───── Provided passage ─────

Spirit OK, Opportunity "rolled off"

Challenger Memorial Station.
Challenger Memorial Station.
Credit: NASA
Spirit has recovered and is resuming its scientific mission. Using its Mössbauer spectrometer, it has analyzed the composition of the Adirondack rock. "What made us extremely happy when we saw the graph for the first time were the small peaks," said Dr. Bodo Bernhardt, a member of the rover science team from the University of Mainz, Germany, which provided the instrument. Olivine, pyroxene and magnetite are represented by these peaks, a composition common to volcanic basalt rock on Earth. NASA is now planning on using the Rock Abrasion Tool to further study the rock.

Engineers are still planning on erasing the FLASH memory to allow the rover to run in "Normal" mode.

In other news, Opportunity has rolled off Challenger Memorial Station and onto the surface of Mars. It has returned info that indicated that crystalline hematite (which, on Earth, is created in wet conditions) is present, the reason the site was selected. "We're two for two! One dozen wheels on the soil." JPL's Chris Lewicki, flight director, announced to the control room. Matt Wallace, mission manager said, "We knew it was going to be a good day. The rover woke up fit and healthy to Bruce Springsteen's 'Born to Run,' and it turned out to be a good choice." Opportunity is on the surface of Mars 5 days faster than its twin Spirit was.

(More info: NASA.gov)


- posted by Jim @ 11:48 EST

(permanent link)


First Anniversary of the Loss of Columbia

One Year ago, Columbia broke up on reentry to Earth. On board was Commander Rick D. Husband, Pilot William C. McCool, Payload Commander Michael P. Anderson, Mission Specialist 1 David M. Brown, Mission Specialist 2 Kalpana Chawla, Mission Specialist 3 Laurel Blair Salton Clark, and Payload Specialist 1 Ilan Ramon. Working 24 hours a day, in two alternating shifts, the crew successfully conducted approximately 80 experiments. All 7 died 16 minutes before landing due to foam destroying a section of the shuttle's heat shield.

(More info: NASA)


- posted by Jim @ 12:33 EST

(permanent link)

Tuesday, February 3, 2004


Europe Plans Manned Moon Mission 2020, Mars 2030

Ariane Rocket.
Ariane Rocket.
Credit: ESA
Technically it's not like the 1960s, when the United States and the Soviet Union vied for the first person on the Moon. None of the contenders are calling it a race. But that's not stopping them from doing it anyway.

Europe has announced that it will put a man on the moon by 2020-2025 and a man on Mars on 2033. The ESA has said that it will launch a mission in 2007 to test a new reentry vehicle needed for its missions, followed by the 2009 ExoMars mission, a 2014 sample return mission, a 2026 test mission, a 2030 cargo mission, and the final 2033 manned mission. This puts it close to the other major contenders, the United States and Russia, and ahead of the doubtful 2050+ Indian mission and the undated eventual Chinese attempt. Europe has seen many successes in recent years with its space program, including the successful deployment of the most advanced spacecraft to ever orbit Mars. Although the dates for the mission are still preliminary, there are high hopes that it will succeed.

───── Entries supplied ─────

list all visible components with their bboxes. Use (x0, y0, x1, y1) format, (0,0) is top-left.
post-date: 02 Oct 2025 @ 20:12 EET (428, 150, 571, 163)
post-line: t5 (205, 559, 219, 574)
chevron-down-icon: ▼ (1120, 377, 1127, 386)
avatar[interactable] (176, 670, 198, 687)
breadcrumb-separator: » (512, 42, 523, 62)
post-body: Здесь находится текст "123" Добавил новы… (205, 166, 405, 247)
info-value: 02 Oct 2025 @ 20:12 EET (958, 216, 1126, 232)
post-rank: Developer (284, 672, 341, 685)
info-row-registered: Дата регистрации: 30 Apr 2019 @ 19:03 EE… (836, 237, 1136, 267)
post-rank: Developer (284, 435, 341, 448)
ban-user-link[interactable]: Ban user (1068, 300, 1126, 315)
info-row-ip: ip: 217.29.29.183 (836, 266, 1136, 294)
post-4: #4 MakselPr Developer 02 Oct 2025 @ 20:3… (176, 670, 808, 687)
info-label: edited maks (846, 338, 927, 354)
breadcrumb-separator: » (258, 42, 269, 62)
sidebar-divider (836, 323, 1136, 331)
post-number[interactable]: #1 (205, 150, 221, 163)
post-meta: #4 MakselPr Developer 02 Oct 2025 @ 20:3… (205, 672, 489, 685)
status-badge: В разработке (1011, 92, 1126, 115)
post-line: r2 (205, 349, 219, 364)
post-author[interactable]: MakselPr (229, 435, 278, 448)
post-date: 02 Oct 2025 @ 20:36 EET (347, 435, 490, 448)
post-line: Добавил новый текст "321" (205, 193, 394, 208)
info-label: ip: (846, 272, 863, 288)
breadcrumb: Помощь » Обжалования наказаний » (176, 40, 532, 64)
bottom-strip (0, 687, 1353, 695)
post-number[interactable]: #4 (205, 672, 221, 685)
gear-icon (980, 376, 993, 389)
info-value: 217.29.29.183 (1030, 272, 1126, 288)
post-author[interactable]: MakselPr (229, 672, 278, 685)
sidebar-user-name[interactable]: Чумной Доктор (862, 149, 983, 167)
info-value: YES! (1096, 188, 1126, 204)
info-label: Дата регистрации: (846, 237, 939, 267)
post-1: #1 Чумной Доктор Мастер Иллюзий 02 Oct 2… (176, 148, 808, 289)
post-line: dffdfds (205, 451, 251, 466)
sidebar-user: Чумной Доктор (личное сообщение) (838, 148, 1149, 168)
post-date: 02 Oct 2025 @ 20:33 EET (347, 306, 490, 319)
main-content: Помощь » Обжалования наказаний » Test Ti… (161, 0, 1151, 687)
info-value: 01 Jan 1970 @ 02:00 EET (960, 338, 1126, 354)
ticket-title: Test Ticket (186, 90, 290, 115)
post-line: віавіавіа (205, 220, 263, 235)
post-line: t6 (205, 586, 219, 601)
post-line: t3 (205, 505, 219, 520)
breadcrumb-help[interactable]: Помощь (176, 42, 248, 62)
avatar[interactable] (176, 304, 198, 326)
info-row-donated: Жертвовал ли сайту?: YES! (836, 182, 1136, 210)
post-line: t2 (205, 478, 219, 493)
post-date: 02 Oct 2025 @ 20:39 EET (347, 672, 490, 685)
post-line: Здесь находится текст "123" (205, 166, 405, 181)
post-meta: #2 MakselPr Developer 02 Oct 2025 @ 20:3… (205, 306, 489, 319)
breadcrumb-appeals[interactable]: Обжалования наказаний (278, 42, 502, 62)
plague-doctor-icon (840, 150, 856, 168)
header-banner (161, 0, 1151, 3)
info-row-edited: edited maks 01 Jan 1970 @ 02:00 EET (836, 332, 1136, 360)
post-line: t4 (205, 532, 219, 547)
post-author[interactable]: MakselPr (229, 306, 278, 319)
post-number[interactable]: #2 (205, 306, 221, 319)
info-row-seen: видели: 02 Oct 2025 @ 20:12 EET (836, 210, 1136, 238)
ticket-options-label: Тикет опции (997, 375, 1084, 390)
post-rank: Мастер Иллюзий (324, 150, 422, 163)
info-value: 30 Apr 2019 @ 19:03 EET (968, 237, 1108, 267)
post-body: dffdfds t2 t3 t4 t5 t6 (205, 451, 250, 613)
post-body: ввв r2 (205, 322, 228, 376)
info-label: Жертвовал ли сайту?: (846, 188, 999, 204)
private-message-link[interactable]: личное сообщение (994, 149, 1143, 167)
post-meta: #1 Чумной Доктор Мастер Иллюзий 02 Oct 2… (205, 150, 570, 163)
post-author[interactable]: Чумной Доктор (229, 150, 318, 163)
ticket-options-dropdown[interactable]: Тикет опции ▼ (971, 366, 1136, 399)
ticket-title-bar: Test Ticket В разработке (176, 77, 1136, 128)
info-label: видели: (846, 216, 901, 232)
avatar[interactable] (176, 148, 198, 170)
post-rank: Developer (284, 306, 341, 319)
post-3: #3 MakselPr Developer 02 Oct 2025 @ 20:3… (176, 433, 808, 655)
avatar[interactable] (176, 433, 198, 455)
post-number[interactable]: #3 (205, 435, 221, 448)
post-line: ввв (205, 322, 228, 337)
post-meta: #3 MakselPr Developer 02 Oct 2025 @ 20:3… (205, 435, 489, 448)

─────

[How to complete this task] Output the part of the space blog excerpt that begins at the words "Spirit OK, Opportunity" and stops after "study the rock.", copied word for word. The data can be set aside; nothing here depends on them.

[Solution]
Spirit OK, Opportunity "rolled off"

Challenger Memorial Station.
Challenger Memorial Station.
Credit: NASA
Spirit has recovered and is resuming its scientific mission. Using its Mössbauer spectrometer, it has analyzed the composition of the Adirondack rock. "What made us extremely happy when we saw the graph for the first time were the small peaks," said Dr. Bodo Bernhardt, a member of the rover science team from the University of Mainz, Germany, which provided the instrument. Olivine, pyroxene and magnetite are represented by these peaks, a composition common to volcanic basalt rock on Earth. NASA is now planning on using the Rock Abrasion Tool to further study the rock.